## INSTRUCTION
Check each line of the records below for the string "сроком", then state how many lines contain it, with no other output.

== == ==

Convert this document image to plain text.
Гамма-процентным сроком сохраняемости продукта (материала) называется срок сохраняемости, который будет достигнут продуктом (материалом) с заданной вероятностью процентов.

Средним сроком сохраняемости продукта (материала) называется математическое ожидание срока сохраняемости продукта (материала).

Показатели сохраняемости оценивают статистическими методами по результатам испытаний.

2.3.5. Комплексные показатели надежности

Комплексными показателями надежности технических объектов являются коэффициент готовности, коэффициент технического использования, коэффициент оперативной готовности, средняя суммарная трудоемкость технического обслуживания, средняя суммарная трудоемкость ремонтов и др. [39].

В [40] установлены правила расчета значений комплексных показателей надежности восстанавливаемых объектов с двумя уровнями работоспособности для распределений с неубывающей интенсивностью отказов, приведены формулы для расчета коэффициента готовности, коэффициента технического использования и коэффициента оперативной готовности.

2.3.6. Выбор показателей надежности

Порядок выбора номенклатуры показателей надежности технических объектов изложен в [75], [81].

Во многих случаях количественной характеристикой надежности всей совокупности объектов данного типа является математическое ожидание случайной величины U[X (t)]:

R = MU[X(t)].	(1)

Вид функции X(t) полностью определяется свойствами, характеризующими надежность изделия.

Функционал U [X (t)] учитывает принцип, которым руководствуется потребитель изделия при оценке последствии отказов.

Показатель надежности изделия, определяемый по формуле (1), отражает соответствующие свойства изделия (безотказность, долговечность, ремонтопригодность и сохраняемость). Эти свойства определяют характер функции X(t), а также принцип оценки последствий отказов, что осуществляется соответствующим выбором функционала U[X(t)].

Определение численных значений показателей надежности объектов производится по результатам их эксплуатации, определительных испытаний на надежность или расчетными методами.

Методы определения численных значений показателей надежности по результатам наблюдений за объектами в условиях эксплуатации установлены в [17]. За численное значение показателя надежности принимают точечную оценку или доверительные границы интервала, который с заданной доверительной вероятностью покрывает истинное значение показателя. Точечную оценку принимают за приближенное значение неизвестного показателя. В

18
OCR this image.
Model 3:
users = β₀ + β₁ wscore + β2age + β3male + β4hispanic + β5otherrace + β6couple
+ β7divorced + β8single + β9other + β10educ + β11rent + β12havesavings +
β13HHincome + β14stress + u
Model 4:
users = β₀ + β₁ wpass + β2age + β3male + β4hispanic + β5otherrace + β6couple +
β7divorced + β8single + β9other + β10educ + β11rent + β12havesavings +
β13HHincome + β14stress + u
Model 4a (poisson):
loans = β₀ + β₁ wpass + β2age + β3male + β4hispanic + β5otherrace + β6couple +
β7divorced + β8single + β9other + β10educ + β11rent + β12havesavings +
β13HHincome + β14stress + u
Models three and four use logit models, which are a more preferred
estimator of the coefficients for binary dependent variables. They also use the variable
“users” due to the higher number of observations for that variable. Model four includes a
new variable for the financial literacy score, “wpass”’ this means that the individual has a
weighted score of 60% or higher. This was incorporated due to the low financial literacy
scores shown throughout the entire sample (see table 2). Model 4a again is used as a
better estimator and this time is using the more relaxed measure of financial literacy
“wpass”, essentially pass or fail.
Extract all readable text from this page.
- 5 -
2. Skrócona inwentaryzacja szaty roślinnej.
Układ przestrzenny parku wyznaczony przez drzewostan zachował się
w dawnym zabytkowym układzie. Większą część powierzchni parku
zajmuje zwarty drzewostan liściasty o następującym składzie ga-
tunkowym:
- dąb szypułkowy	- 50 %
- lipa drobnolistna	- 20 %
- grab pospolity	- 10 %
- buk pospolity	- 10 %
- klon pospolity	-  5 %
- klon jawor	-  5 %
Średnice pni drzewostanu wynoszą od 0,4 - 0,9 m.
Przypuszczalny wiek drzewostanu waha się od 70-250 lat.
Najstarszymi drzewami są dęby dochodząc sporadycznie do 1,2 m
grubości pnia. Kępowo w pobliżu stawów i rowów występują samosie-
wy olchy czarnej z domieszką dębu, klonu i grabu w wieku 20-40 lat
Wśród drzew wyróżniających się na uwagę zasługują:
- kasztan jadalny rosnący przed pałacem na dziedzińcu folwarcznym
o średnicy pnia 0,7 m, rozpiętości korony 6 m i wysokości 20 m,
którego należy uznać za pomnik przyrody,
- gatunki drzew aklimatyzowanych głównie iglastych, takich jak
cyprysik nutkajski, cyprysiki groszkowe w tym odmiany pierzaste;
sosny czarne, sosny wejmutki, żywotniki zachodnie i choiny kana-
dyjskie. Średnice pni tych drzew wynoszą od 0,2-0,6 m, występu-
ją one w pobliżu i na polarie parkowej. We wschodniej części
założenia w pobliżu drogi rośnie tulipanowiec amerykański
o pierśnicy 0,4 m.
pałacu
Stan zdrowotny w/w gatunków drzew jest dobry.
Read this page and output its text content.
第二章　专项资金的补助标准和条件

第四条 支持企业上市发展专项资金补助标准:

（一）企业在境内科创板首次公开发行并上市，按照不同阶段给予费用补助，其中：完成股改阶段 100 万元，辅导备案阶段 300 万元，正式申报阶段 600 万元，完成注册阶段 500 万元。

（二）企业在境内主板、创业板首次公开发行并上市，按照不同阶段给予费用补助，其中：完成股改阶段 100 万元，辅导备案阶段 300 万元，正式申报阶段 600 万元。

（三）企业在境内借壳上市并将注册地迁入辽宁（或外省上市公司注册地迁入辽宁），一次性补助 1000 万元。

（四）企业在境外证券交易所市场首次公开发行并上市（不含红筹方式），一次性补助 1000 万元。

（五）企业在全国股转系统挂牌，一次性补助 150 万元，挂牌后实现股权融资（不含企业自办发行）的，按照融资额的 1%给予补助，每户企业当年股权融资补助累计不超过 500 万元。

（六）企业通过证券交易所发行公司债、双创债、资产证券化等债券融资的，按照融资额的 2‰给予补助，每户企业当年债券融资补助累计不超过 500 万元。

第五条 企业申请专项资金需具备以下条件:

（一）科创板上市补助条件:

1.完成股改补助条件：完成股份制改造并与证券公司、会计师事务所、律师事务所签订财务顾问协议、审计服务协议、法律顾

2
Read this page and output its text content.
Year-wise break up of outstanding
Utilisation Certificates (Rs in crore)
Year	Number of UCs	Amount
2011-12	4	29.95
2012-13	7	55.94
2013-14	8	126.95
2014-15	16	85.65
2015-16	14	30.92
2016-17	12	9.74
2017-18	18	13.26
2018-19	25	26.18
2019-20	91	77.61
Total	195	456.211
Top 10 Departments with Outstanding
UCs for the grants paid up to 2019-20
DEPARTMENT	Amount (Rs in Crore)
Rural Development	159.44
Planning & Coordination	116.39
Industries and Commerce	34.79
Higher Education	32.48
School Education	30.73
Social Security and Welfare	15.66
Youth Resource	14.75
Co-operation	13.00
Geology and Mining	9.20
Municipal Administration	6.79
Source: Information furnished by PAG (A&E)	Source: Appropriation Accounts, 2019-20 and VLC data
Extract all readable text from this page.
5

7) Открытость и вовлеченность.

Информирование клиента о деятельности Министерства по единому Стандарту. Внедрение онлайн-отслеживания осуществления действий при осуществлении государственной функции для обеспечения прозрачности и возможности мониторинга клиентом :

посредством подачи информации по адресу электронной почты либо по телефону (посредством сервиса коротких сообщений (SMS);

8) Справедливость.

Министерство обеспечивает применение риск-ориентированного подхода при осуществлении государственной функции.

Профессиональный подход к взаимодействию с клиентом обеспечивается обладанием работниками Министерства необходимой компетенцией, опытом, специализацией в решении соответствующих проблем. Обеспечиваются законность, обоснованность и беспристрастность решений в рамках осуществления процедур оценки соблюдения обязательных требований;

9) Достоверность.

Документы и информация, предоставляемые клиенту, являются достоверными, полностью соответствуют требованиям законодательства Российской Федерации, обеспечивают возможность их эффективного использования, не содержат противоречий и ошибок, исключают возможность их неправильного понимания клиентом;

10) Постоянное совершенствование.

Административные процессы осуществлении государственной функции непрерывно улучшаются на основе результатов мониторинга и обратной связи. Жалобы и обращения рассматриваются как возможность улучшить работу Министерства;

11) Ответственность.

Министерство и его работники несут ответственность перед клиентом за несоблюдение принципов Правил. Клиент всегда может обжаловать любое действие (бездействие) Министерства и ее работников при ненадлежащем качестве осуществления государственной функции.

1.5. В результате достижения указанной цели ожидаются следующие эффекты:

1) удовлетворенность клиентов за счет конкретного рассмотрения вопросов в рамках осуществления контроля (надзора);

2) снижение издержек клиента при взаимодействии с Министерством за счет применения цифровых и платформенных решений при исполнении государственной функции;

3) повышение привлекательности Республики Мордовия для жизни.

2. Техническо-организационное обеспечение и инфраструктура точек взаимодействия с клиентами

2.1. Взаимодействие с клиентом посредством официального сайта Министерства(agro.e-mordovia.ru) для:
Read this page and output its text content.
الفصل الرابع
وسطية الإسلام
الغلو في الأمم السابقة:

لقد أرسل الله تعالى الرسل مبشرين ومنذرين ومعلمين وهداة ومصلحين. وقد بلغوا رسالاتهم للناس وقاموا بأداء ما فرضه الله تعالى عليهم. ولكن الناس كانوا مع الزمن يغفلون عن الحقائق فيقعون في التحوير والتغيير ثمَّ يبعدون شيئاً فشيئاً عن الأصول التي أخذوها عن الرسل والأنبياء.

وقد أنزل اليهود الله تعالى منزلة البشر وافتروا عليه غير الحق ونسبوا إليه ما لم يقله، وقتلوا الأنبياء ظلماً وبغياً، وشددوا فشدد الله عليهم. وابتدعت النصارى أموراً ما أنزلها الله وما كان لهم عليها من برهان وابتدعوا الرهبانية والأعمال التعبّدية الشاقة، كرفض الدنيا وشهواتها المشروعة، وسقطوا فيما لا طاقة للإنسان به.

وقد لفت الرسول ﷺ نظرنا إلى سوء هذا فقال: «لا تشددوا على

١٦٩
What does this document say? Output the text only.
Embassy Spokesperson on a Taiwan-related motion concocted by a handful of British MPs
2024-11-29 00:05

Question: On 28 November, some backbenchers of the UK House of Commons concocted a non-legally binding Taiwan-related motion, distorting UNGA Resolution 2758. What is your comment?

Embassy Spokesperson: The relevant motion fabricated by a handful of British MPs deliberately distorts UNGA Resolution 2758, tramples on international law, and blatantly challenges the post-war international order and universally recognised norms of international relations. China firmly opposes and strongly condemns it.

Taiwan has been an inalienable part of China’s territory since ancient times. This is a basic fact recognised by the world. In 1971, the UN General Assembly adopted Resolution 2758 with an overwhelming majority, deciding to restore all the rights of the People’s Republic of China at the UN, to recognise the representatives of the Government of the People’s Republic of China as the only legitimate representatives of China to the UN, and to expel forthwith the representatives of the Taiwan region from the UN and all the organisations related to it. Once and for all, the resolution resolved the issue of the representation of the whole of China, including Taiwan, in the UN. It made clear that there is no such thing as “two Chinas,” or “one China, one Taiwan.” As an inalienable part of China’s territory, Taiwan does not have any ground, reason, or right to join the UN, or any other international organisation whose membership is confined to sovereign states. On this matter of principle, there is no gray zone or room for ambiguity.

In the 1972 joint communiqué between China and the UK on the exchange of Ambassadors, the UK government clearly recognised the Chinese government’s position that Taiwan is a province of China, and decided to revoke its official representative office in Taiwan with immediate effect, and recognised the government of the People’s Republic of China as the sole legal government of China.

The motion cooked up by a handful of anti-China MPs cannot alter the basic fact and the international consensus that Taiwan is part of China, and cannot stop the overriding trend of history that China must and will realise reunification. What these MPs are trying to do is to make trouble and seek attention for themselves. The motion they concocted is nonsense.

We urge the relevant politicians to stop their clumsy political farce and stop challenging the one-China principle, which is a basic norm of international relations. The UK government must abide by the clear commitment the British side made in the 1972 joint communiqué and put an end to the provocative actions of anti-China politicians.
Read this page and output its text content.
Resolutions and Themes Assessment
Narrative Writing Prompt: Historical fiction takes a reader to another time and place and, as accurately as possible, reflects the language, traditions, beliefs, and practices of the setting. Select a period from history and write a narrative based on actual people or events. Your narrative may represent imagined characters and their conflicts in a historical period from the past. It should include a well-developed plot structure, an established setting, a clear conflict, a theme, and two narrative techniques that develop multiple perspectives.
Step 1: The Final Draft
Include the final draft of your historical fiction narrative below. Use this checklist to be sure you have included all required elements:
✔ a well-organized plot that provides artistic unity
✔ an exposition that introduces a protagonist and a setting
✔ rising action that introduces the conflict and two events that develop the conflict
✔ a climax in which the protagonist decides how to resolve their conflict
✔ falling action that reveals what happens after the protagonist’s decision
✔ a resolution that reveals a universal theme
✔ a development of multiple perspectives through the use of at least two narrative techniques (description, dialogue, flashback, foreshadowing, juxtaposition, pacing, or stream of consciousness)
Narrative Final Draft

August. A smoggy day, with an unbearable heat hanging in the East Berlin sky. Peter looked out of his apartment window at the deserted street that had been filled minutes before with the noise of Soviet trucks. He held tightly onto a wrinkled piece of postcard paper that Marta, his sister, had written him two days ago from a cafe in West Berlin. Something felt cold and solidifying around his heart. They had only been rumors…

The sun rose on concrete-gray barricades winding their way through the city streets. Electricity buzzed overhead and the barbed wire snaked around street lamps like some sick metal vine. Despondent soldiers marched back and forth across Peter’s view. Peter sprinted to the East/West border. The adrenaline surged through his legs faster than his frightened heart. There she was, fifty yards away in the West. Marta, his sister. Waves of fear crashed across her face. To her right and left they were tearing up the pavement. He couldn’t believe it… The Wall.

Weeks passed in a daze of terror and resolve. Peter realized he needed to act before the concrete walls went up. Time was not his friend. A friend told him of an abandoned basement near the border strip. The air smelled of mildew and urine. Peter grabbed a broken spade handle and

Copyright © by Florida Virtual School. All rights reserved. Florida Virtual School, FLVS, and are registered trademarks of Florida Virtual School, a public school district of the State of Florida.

== == ==

## FULL ANSWER
2